What to work on
Leave the pictures out and transcribe every record exactly.

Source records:
::::
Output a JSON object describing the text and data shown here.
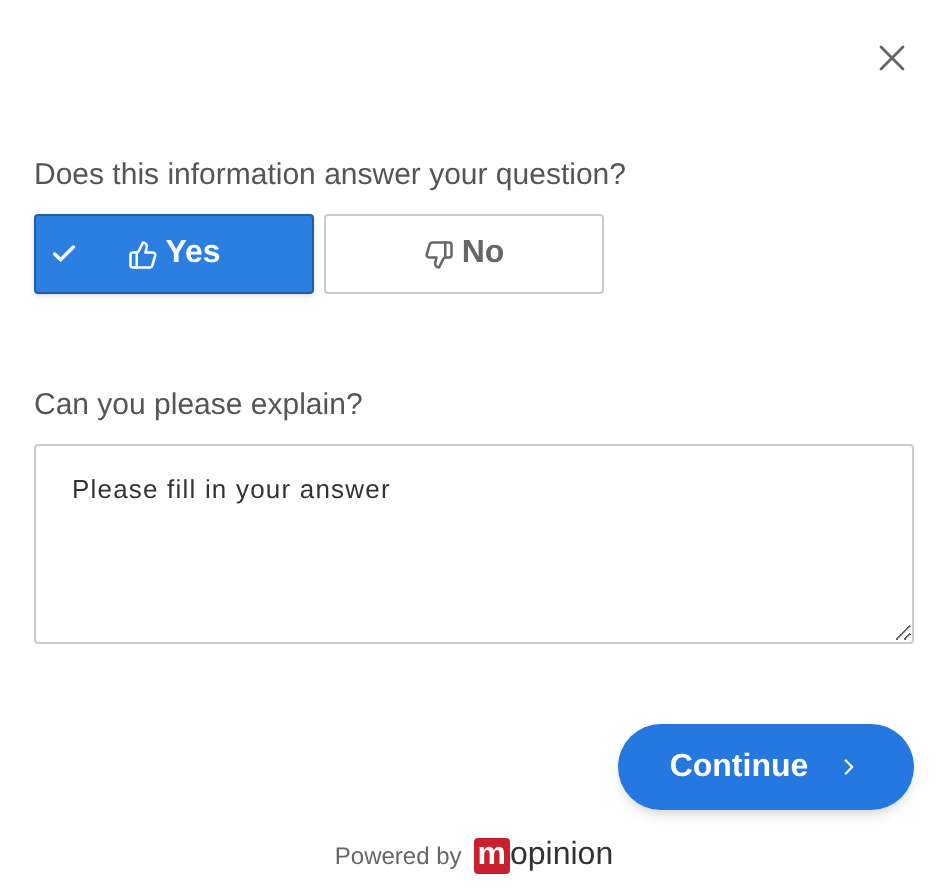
{
  "question": "Does this information answer your question?",
  "options": [
    {
      "label": "Yes",
      "kind": "up",
      "selected": true
    },
    {
      "label": "No",
      "kind": "down",
      "selected": false
    }
  ],
  "explain": {
    "label": "Can you please explain?",
    "placeholder": "Please fill in your answer"
  },
  "continue": "Continue",
  "footer": {
    "powered": "Powered by",
    "logo_mark": "m",
    "logo_rest": "opinion"
  }
}
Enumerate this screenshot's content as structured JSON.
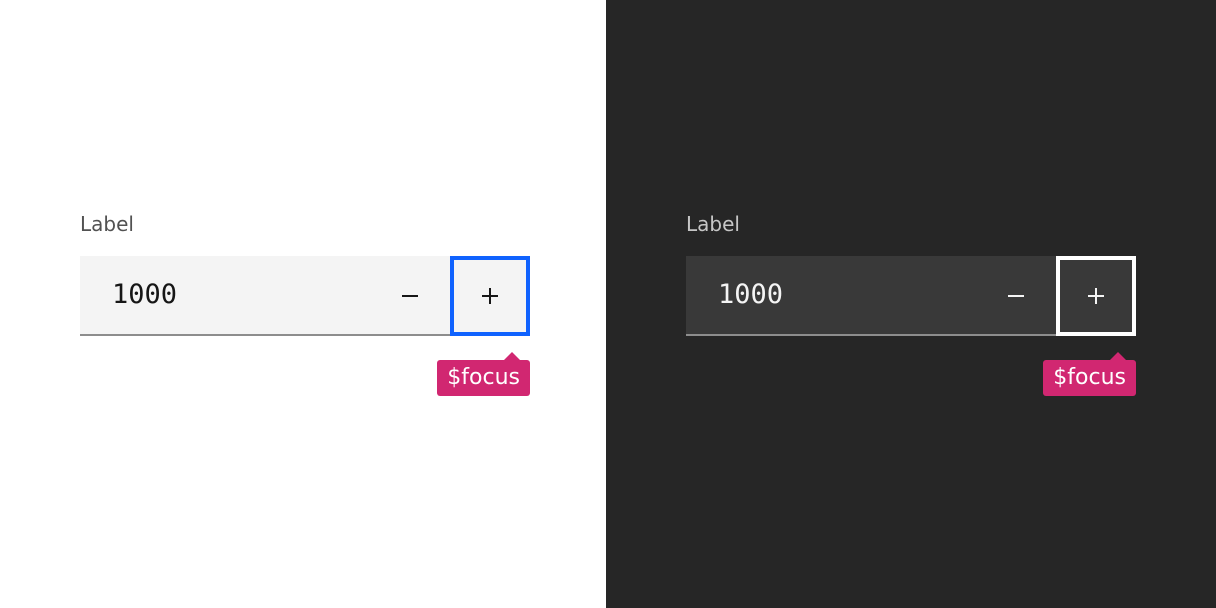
{
  "light": {
    "field": {
      "label": "Label",
      "value": "1000",
      "decrement_icon": "minus-icon",
      "increment_icon": "plus-icon"
    },
    "annotation": "$focus",
    "colors": {
      "background": "#ffffff",
      "focus": "#0f62fe",
      "annotation": "#d12771"
    }
  },
  "dark": {
    "field": {
      "label": "Label",
      "value": "1000",
      "decrement_icon": "minus-icon",
      "increment_icon": "plus-icon"
    },
    "annotation": "$focus",
    "colors": {
      "background": "#262626",
      "focus": "#ffffff",
      "annotation": "#d12771"
    }
  }
}
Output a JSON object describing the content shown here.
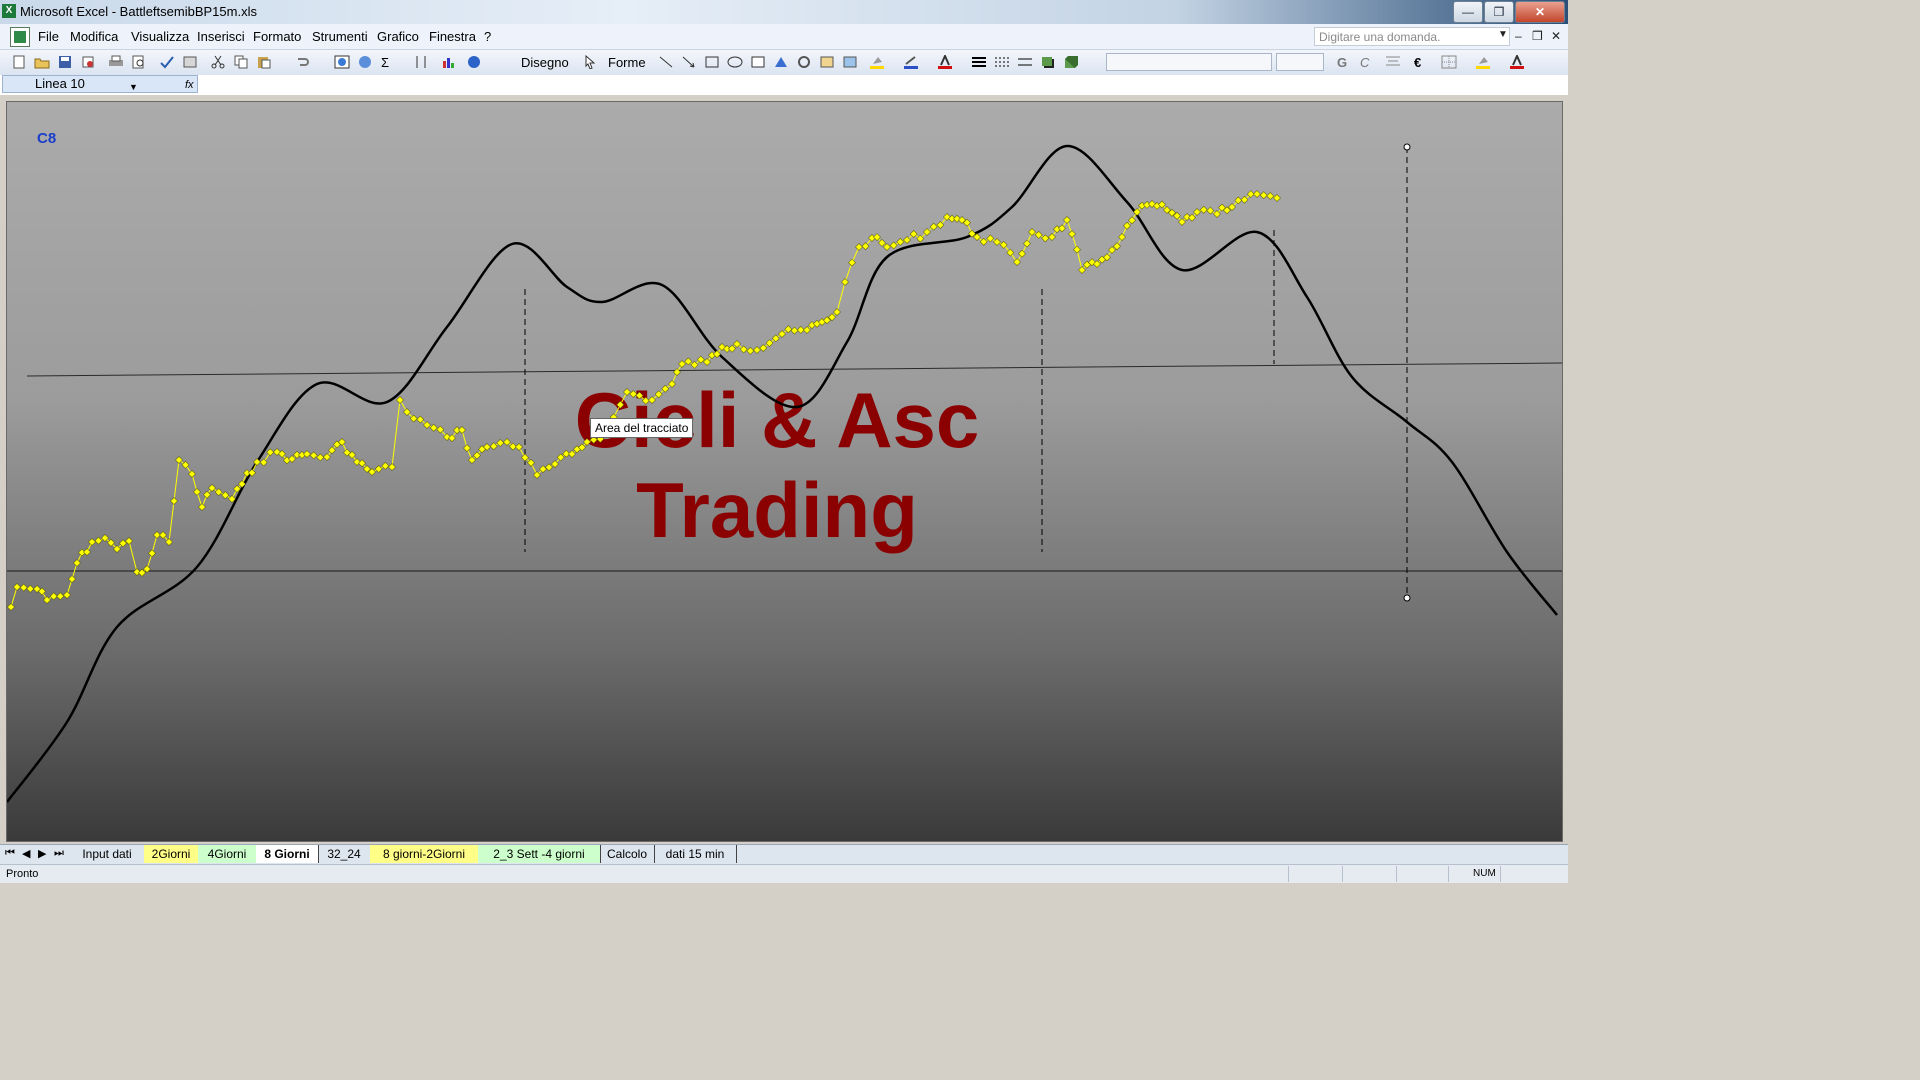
{
  "window": {
    "title": "Microsoft Excel - BattleftsemibBP15m.xls",
    "app_icon": "excel-icon",
    "controls": {
      "minimize": "—",
      "restore": "❒",
      "close": "✕"
    }
  },
  "menubar": {
    "items": [
      {
        "label": "File"
      },
      {
        "label": "Modifica"
      },
      {
        "label": "Visualizza"
      },
      {
        "label": "Inserisci"
      },
      {
        "label": "Formato"
      },
      {
        "label": "Strumenti"
      },
      {
        "label": "Grafico"
      },
      {
        "label": "Finestra"
      },
      {
        "label": "?"
      }
    ],
    "ask_placeholder": "Digitare una domanda.",
    "mdi_controls": {
      "minimize": "–",
      "restore": "❒",
      "close": "✕"
    }
  },
  "toolbar": {
    "draw_label": "Disegno",
    "shapes_label": "Forme",
    "bold_label": "G",
    "italic_label": "C",
    "euro_label": "€"
  },
  "formula_bar": {
    "name_box": "Linea 10",
    "fx_label": "fx"
  },
  "chart": {
    "corner_label": "C8",
    "watermark_line1": "Cicli & Asc",
    "watermark_line2": "Trading",
    "tooltip": "Area del tracciato",
    "colors": {
      "price": "#ffff00",
      "cycle": "#000000",
      "watermark": "#8b0000",
      "corner_label": "#1a3ecc"
    }
  },
  "sheet_tabs": [
    {
      "label": "Input dati",
      "style": "plain"
    },
    {
      "label": "2Giorni",
      "style": "yellow"
    },
    {
      "label": "4Giorni",
      "style": "green"
    },
    {
      "label": "8 Giorni",
      "style": "active"
    },
    {
      "label": "32_24",
      "style": "plain"
    },
    {
      "label": "8 giorni-2Giorni",
      "style": "yellow"
    },
    {
      "label": "2_3 Sett -4 giorni",
      "style": "green"
    },
    {
      "label": "Calcolo",
      "style": "plain"
    },
    {
      "label": "dati 15 min",
      "style": "plain"
    }
  ],
  "status": {
    "text": "Pronto",
    "num": "NUM"
  }
}
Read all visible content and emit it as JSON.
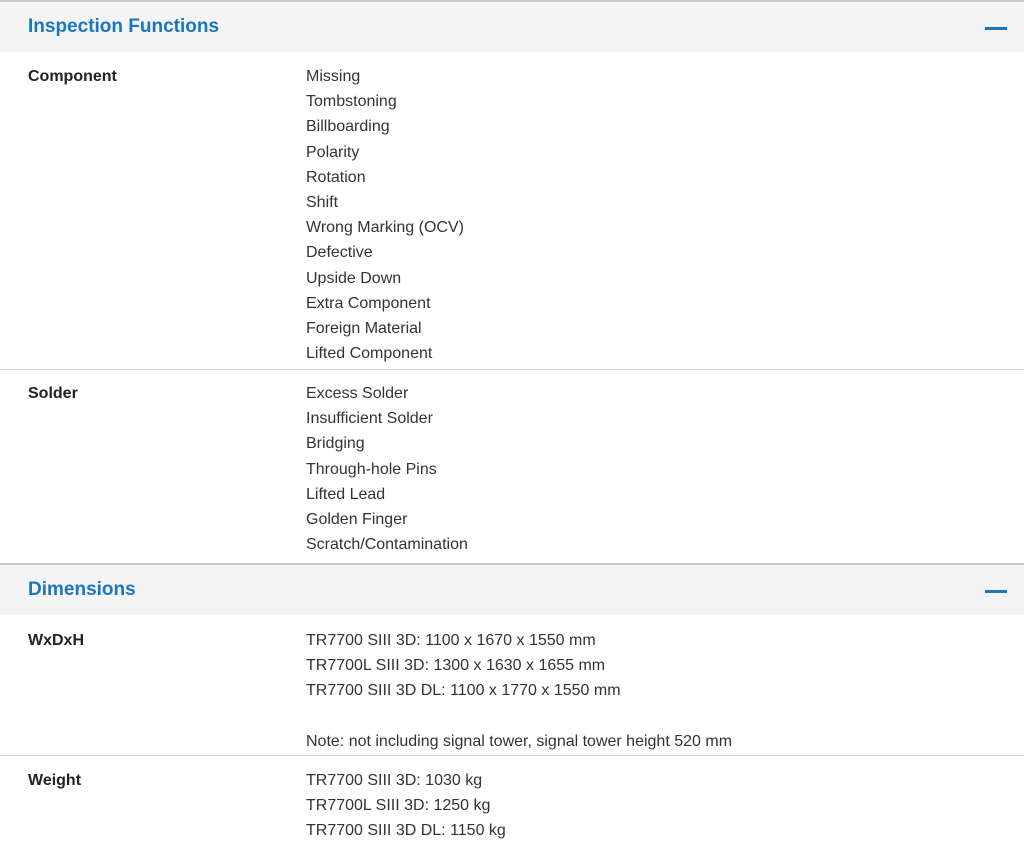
{
  "sections": [
    {
      "title": "Inspection Functions",
      "rows": [
        {
          "label": "Component",
          "values": [
            "Missing",
            "Tombstoning",
            "Billboarding",
            "Polarity",
            "Rotation",
            "Shift",
            "Wrong Marking (OCV)",
            "Defective",
            "Upside Down",
            "Extra Component",
            "Foreign Material",
            "Lifted Component"
          ]
        },
        {
          "label": "Solder",
          "values": [
            "Excess Solder",
            "Insufficient Solder",
            "Bridging",
            "Through-hole Pins",
            "Lifted Lead",
            "Golden Finger",
            "Scratch/Contamination"
          ]
        }
      ]
    },
    {
      "title": "Dimensions",
      "rows": [
        {
          "label": "WxDxH",
          "values": [
            "TR7700 SIII 3D: 1100 x 1670 x 1550 mm",
            "TR7700L SIII 3D: 1300 x 1630 x 1655 mm",
            "TR7700 SIII 3D DL: 1100 x 1770 x 1550 mm"
          ],
          "note": "Note: not including signal tower, signal tower height 520 mm"
        },
        {
          "label": "Weight",
          "values": [
            "TR7700 SIII 3D: 1030 kg",
            "TR7700L SIII 3D: 1250 kg",
            "TR7700 SIII 3D DL: 1150 kg"
          ]
        }
      ]
    }
  ],
  "colors": {
    "accent": "#1a76bf",
    "header_bg": "#f4f4f4",
    "divider": "#d4d4d4"
  },
  "icons": {
    "collapse": "minus-icon"
  }
}
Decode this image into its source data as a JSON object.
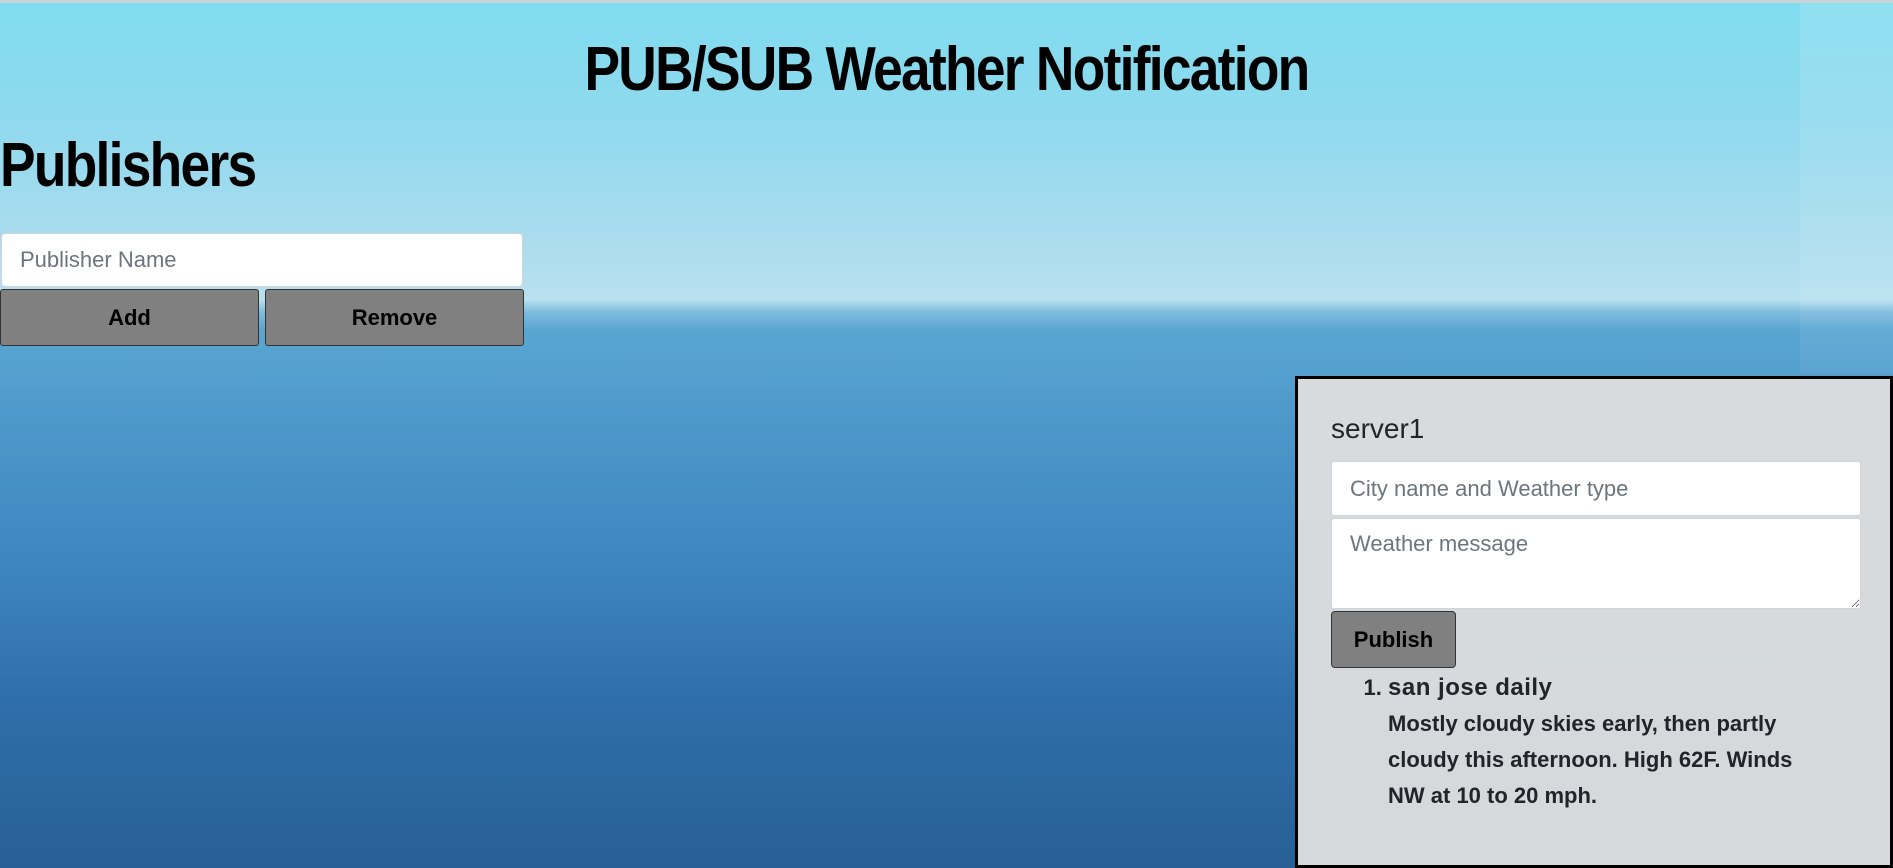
{
  "page": {
    "title": "PUB/SUB Weather Notification"
  },
  "publishers": {
    "heading": "Publishers",
    "name_placeholder": "Publisher Name",
    "add_label": "Add",
    "remove_label": "Remove"
  },
  "server_panel": {
    "name": "server1",
    "city_placeholder": "City name and Weather type",
    "message_placeholder": "Weather message",
    "publish_label": "Publish",
    "messages": [
      {
        "title": "san jose daily",
        "body": "Mostly cloudy skies early, then partly cloudy this afternoon. High 62F. Winds NW at 10 to 20 mph."
      }
    ]
  },
  "colors": {
    "button_bg": "#808080",
    "panel_bg": "#dedede",
    "panel_border": "#000000"
  }
}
::::
Solution to this task
Output a JSON object describing the text and data shown here.
{
  "question": "Does this information answer your question?",
  "options": [
    {
      "label": "Yes",
      "kind": "up",
      "selected": true
    },
    {
      "label": "No",
      "kind": "down",
      "selected": false
    }
  ],
  "explain": {
    "label": "Can you please explain?",
    "placeholder": "Please fill in your answer"
  },
  "continue": "Continue",
  "footer": {
    "powered": "Powered by",
    "logo_mark": "m",
    "logo_rest": "opinion"
  }
}
Enumerate this screenshot's content as structured JSON.
{
  "light": {
    "field": {
      "label": "Label",
      "value": "1000",
      "decrement_icon": "minus-icon",
      "increment_icon": "plus-icon"
    },
    "annotation": "$focus",
    "colors": {
      "background": "#ffffff",
      "focus": "#0f62fe",
      "annotation": "#d12771"
    }
  },
  "dark": {
    "field": {
      "label": "Label",
      "value": "1000",
      "decrement_icon": "minus-icon",
      "increment_icon": "plus-icon"
    },
    "annotation": "$focus",
    "colors": {
      "background": "#262626",
      "focus": "#ffffff",
      "annotation": "#d12771"
    }
  }
}
Output a JSON object describing the content shown here.
{
  "window": {
    "title": "Microsoft Excel - BattleftsemibBP15m.xls",
    "app_icon": "excel-icon",
    "controls": {
      "minimize": "—",
      "restore": "❒",
      "close": "✕"
    }
  },
  "menubar": {
    "items": [
      {
        "label": "File"
      },
      {
        "label": "Modifica"
      },
      {
        "label": "Visualizza"
      },
      {
        "label": "Inserisci"
      },
      {
        "label": "Formato"
      },
      {
        "label": "Strumenti"
      },
      {
        "label": "Grafico"
      },
      {
        "label": "Finestra"
      },
      {
        "label": "?"
      }
    ],
    "ask_placeholder": "Digitare una domanda.",
    "mdi_controls": {
      "minimize": "–",
      "restore": "❒",
      "close": "✕"
    }
  },
  "toolbar": {
    "draw_label": "Disegno",
    "shapes_label": "Forme",
    "bold_label": "G",
    "italic_label": "C",
    "euro_label": "€"
  },
  "formula_bar": {
    "name_box": "Linea 10",
    "fx_label": "fx"
  },
  "chart": {
    "corner_label": "C8",
    "watermark_line1": "Cicli & Asc",
    "watermark_line2": "Trading",
    "tooltip": "Area del tracciato",
    "colors": {
      "price": "#ffff00",
      "cycle": "#000000",
      "watermark": "#8b0000",
      "corner_label": "#1a3ecc"
    }
  },
  "sheet_tabs": [
    {
      "label": "Input dati",
      "style": "plain"
    },
    {
      "label": "2Giorni",
      "style": "yellow"
    },
    {
      "label": "4Giorni",
      "style": "green"
    },
    {
      "label": "8 Giorni",
      "style": "active"
    },
    {
      "label": "32_24",
      "style": "plain"
    },
    {
      "label": "8 giorni-2Giorni",
      "style": "yellow"
    },
    {
      "label": "2_3 Sett -4 giorni",
      "style": "green"
    },
    {
      "label": "Calcolo",
      "style": "plain"
    },
    {
      "label": "dati 15 min",
      "style": "plain"
    }
  ],
  "status": {
    "text": "Pronto",
    "num": "NUM"
  }
}
Read all visible content and emit it as JSON.
{
  "sections": [
    {
      "title": "Inspection Functions",
      "rows": [
        {
          "label": "Component",
          "values": [
            "Missing",
            "Tombstoning",
            "Billboarding",
            "Polarity",
            "Rotation",
            "Shift",
            "Wrong Marking (OCV)",
            "Defective",
            "Upside Down",
            "Extra Component",
            "Foreign Material",
            "Lifted Component"
          ]
        },
        {
          "label": "Solder",
          "values": [
            "Excess Solder",
            "Insufficient Solder",
            "Bridging",
            "Through-hole Pins",
            "Lifted Lead",
            "Golden Finger",
            "Scratch/Contamination"
          ]
        }
      ]
    },
    {
      "title": "Dimensions",
      "rows": [
        {
          "label": "WxDxH",
          "values": [
            "TR7700 SIII 3D: 1100 x 1670 x 1550 mm",
            "TR7700L SIII 3D: 1300 x 1630 x 1655 mm",
            "TR7700 SIII 3D DL: 1100 x 1770 x 1550 mm"
          ],
          "note": "Note: not including signal tower, signal tower height 520 mm"
        },
        {
          "label": "Weight",
          "values": [
            "TR7700 SIII 3D: 1030 kg",
            "TR7700L SIII 3D: 1250 kg",
            "TR7700 SIII 3D DL: 1150 kg"
          ]
        }
      ]
    }
  ],
  "colors": {
    "accent": "#1a76bf",
    "header_bg": "#f4f4f4",
    "divider": "#d4d4d4"
  },
  "icons": {
    "collapse": "minus-icon"
  }
}
Decode this image into its source data as a JSON object.
{
  "page": {
    "title": "PUB/SUB Weather Notification"
  },
  "publishers": {
    "heading": "Publishers",
    "name_placeholder": "Publisher Name",
    "add_label": "Add",
    "remove_label": "Remove"
  },
  "server_panel": {
    "name": "server1",
    "city_placeholder": "City name and Weather type",
    "message_placeholder": "Weather message",
    "publish_label": "Publish",
    "messages": [
      {
        "title": "san jose daily",
        "body": "Mostly cloudy skies early, then partly cloudy this afternoon. High 62F. Winds NW at 10 to 20 mph."
      }
    ]
  },
  "colors": {
    "button_bg": "#808080",
    "panel_bg": "#dedede",
    "panel_border": "#000000"
  }
}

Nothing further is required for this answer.